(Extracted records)
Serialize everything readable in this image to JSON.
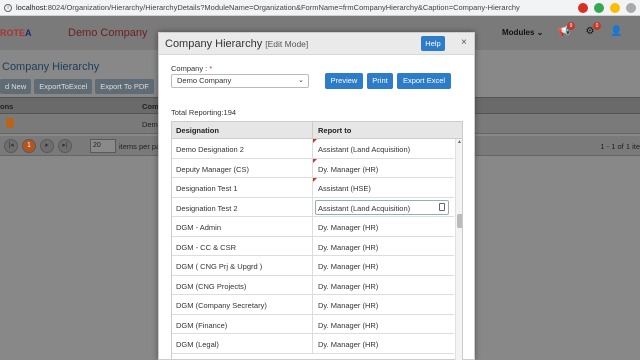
{
  "browser": {
    "url_host": "localhost",
    "url_rest": ":8024/Organization/Hierarchy/HierarchyDetails?ModuleName=Organization&FormName=frmCompanyHierarchy&Caption=Company-Hierarchy"
  },
  "app": {
    "logo_a": "ROTE",
    "logo_b": "A",
    "title": "Demo Company",
    "modules_label": "Modules",
    "notif_badge": "9",
    "settings_badge": "0"
  },
  "page": {
    "title": "Company Hierarchy",
    "toolbar": [
      "d New",
      "ExportToExcel",
      "Export To PDF"
    ],
    "table_head": [
      "ons",
      "Comp"
    ],
    "row_company": "Demo",
    "pager_current": "1",
    "page_size": "20",
    "pager_label": "items per pa",
    "pager_info": "1 - 1 of 1 ite"
  },
  "modal": {
    "title": "Company Hierarchy",
    "mode": "[Edit Mode]",
    "help_label": "Help",
    "close_label": "×",
    "company_label": "Company :",
    "required_mark": "*",
    "company_value": "Demo Company",
    "preview_label": "Preview",
    "print_label": "Print",
    "export_label": "Export Excel",
    "total_reporting": "Total Reporting:194",
    "columns": [
      "Designation",
      "Report to"
    ],
    "rows": [
      {
        "designation": "Demo Designation 2",
        "report_to": "Assistant (Land Acquisition)"
      },
      {
        "designation": "Deputy Manager (CS)",
        "report_to": "Dy. Manager (HR)"
      },
      {
        "designation": "Designation Test 1",
        "report_to": "Assistant (HSE)"
      },
      {
        "designation": "Designation Test 2",
        "report_to": "Assistant (Land Acquisition)"
      },
      {
        "designation": "DGM - Admin",
        "report_to": "Dy. Manager (HR)"
      },
      {
        "designation": "DGM - CC & CSR",
        "report_to": "Dy. Manager (HR)"
      },
      {
        "designation": "DGM ( CNG Prj & Upgrd )",
        "report_to": "Dy. Manager (HR)"
      },
      {
        "designation": "DGM (CNG Projects)",
        "report_to": "Dy. Manager (HR)"
      },
      {
        "designation": "DGM (Company Secretary)",
        "report_to": "Dy. Manager (HR)"
      },
      {
        "designation": "DGM (Finance)",
        "report_to": "Dy. Manager (HR)"
      },
      {
        "designation": "DGM (Legal)",
        "report_to": "Dy. Manager (HR)"
      }
    ]
  }
}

Problem requirements:
Copy the material shown above in full and exactly. Skip the pictures.

Written answer:
Serialize everything readable in this image to JSON.
{
  "browser": {
    "url_host": "localhost",
    "url_rest": ":8024/Organization/Hierarchy/HierarchyDetails?ModuleName=Organization&FormName=frmCompanyHierarchy&Caption=Company-Hierarchy"
  },
  "app": {
    "logo_a": "ROTE",
    "logo_b": "A",
    "title": "Demo Company",
    "modules_label": "Modules",
    "notif_badge": "9",
    "settings_badge": "0"
  },
  "page": {
    "title": "Company Hierarchy",
    "toolbar": [
      "d New",
      "ExportToExcel",
      "Export To PDF"
    ],
    "table_head": [
      "ons",
      "Comp"
    ],
    "row_company": "Demo",
    "pager_current": "1",
    "page_size": "20",
    "pager_label": "items per pa",
    "pager_info": "1 - 1 of 1 ite"
  },
  "modal": {
    "title": "Company Hierarchy",
    "mode": "[Edit Mode]",
    "help_label": "Help",
    "close_label": "×",
    "company_label": "Company :",
    "required_mark": "*",
    "company_value": "Demo Company",
    "preview_label": "Preview",
    "print_label": "Print",
    "export_label": "Export Excel",
    "total_reporting": "Total Reporting:194",
    "columns": [
      "Designation",
      "Report to"
    ],
    "rows": [
      {
        "designation": "Demo Designation 2",
        "report_to": "Assistant (Land Acquisition)"
      },
      {
        "designation": "Deputy Manager (CS)",
        "report_to": "Dy. Manager (HR)"
      },
      {
        "designation": "Designation Test 1",
        "report_to": "Assistant (HSE)"
      },
      {
        "designation": "Designation Test 2",
        "report_to": "Assistant (Land Acquisition)"
      },
      {
        "designation": "DGM - Admin",
        "report_to": "Dy. Manager (HR)"
      },
      {
        "designation": "DGM - CC & CSR",
        "report_to": "Dy. Manager (HR)"
      },
      {
        "designation": "DGM ( CNG Prj & Upgrd )",
        "report_to": "Dy. Manager (HR)"
      },
      {
        "designation": "DGM (CNG Projects)",
        "report_to": "Dy. Manager (HR)"
      },
      {
        "designation": "DGM (Company Secretary)",
        "report_to": "Dy. Manager (HR)"
      },
      {
        "designation": "DGM (Finance)",
        "report_to": "Dy. Manager (HR)"
      },
      {
        "designation": "DGM (Legal)",
        "report_to": "Dy. Manager (HR)"
      }
    ]
  }
}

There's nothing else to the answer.